◆ The problem ◆
Filter the data below for the string "animaux" and copy each matching line.

◆ The records ◆
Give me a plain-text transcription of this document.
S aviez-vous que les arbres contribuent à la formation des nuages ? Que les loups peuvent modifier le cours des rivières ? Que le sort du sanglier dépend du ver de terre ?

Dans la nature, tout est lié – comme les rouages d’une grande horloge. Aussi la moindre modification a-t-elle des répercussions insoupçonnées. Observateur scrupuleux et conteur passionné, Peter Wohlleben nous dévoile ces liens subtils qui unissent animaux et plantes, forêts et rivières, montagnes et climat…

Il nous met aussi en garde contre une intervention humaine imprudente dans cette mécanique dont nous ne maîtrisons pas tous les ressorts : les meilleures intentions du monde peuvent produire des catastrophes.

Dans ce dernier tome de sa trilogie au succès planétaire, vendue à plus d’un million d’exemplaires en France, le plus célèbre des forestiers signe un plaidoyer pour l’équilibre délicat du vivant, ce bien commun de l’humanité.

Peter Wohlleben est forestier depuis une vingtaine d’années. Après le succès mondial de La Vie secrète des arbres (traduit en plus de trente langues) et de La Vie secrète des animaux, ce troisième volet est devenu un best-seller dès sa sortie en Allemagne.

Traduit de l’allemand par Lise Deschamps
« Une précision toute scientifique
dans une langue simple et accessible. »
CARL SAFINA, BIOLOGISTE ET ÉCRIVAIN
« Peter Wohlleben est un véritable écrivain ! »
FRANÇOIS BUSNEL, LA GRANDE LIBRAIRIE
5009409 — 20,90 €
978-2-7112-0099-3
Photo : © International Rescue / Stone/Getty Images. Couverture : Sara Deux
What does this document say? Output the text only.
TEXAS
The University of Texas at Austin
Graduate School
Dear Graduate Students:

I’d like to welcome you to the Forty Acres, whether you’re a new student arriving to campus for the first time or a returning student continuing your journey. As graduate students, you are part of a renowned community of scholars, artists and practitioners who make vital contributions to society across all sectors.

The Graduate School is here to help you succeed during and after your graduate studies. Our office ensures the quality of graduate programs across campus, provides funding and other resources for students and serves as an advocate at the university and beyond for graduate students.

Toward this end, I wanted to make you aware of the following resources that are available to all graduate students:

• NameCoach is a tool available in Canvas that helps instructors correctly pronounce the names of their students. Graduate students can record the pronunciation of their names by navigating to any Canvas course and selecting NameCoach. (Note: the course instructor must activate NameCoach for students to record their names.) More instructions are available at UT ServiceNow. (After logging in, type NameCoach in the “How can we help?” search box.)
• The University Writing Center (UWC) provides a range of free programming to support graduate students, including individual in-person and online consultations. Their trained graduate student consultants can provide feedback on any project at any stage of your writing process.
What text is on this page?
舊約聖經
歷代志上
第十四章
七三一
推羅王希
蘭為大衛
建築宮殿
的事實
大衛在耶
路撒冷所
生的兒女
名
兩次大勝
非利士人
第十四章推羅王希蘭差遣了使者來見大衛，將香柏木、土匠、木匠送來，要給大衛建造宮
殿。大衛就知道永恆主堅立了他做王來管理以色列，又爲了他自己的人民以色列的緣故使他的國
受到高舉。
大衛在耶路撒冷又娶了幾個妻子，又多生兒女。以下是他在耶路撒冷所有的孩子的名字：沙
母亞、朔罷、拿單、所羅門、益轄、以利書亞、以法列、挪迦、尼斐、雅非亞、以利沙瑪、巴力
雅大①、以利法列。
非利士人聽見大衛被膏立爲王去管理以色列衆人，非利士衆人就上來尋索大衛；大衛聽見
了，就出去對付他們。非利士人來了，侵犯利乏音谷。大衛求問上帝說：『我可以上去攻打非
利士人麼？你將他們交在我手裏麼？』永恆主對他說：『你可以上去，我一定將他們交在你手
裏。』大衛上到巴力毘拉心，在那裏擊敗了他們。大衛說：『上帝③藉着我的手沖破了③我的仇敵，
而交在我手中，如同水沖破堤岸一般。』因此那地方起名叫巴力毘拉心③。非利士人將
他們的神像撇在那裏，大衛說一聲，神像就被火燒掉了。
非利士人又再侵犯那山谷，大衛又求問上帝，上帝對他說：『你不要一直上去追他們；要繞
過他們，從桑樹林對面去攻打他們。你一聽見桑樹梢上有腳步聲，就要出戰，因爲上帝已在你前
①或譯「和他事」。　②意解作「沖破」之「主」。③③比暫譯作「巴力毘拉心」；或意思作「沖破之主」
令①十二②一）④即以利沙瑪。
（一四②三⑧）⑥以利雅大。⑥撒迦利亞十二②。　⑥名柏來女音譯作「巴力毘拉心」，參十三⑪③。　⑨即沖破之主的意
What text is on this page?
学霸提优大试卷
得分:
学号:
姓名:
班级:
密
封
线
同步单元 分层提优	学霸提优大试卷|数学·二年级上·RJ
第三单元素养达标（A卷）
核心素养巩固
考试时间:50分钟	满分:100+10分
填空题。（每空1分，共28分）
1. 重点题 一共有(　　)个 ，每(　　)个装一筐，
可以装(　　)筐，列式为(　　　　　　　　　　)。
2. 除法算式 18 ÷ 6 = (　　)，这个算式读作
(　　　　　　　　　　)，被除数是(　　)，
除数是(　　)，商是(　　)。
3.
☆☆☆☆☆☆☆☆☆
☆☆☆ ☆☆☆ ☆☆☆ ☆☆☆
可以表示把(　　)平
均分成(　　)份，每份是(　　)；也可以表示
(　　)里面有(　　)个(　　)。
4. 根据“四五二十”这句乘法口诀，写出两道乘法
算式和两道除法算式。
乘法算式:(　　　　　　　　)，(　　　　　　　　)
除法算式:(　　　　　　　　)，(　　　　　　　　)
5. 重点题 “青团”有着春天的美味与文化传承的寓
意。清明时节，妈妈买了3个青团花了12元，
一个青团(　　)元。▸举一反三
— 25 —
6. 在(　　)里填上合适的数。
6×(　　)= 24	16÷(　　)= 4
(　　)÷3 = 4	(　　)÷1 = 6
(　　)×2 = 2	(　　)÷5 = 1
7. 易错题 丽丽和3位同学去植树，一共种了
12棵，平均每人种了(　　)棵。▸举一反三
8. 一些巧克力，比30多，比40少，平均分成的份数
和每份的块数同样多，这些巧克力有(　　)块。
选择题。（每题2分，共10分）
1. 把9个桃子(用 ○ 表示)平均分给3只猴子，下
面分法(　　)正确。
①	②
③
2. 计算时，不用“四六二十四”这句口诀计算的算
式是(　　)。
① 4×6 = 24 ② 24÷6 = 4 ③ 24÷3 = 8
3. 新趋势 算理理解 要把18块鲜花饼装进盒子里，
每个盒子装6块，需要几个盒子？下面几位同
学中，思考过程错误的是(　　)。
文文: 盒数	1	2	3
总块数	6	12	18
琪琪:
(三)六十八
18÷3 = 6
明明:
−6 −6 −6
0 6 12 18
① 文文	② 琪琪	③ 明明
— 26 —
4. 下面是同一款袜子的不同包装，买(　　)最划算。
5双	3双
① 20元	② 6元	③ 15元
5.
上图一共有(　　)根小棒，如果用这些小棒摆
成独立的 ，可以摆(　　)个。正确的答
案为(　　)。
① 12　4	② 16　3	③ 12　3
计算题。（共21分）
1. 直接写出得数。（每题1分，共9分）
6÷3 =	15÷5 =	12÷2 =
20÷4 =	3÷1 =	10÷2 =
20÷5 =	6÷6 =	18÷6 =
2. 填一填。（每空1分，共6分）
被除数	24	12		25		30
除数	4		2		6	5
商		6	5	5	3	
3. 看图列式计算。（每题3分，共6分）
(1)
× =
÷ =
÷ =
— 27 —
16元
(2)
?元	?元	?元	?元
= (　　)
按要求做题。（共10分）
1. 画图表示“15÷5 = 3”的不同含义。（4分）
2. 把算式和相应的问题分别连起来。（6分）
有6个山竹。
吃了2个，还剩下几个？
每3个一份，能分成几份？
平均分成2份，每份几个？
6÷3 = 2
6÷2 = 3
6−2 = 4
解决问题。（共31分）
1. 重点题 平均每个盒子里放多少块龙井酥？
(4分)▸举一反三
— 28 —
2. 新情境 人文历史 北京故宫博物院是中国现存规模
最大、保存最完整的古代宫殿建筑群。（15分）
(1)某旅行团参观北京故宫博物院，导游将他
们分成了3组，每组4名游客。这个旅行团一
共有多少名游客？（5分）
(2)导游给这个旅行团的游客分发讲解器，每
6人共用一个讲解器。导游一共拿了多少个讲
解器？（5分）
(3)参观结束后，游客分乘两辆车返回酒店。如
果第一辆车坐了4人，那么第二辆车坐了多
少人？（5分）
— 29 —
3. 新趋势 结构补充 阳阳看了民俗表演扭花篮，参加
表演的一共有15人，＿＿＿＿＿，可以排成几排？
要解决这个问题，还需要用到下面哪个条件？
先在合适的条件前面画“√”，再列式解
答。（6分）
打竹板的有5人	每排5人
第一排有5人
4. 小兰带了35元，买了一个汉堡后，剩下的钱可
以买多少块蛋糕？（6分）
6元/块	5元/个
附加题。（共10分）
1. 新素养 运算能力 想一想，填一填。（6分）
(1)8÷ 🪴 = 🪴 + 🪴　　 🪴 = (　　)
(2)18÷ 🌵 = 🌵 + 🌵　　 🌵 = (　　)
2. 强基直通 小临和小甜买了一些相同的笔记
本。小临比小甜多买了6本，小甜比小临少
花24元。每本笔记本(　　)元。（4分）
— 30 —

◆ Solution ◆
Dans la nature, tout est lié – comme les rouages d’une grande horloge. Aussi la moindre modification a-t-elle des répercussions insoupçonnées. Observateur scrupuleux et conteur passionné, Peter Wohlleben nous dévoile ces liens subtils qui unissent animaux et plantes, forêts et rivières, montagnes et climat…
Peter Wohlleben est forestier depuis une vingtaine d’années. Après le succès mondial de La Vie secrète des arbres (traduit en plus de trente langues) et de La Vie secrète des animaux, ce troisième volet est devenu un best-seller dès sa sortie en Allemagne.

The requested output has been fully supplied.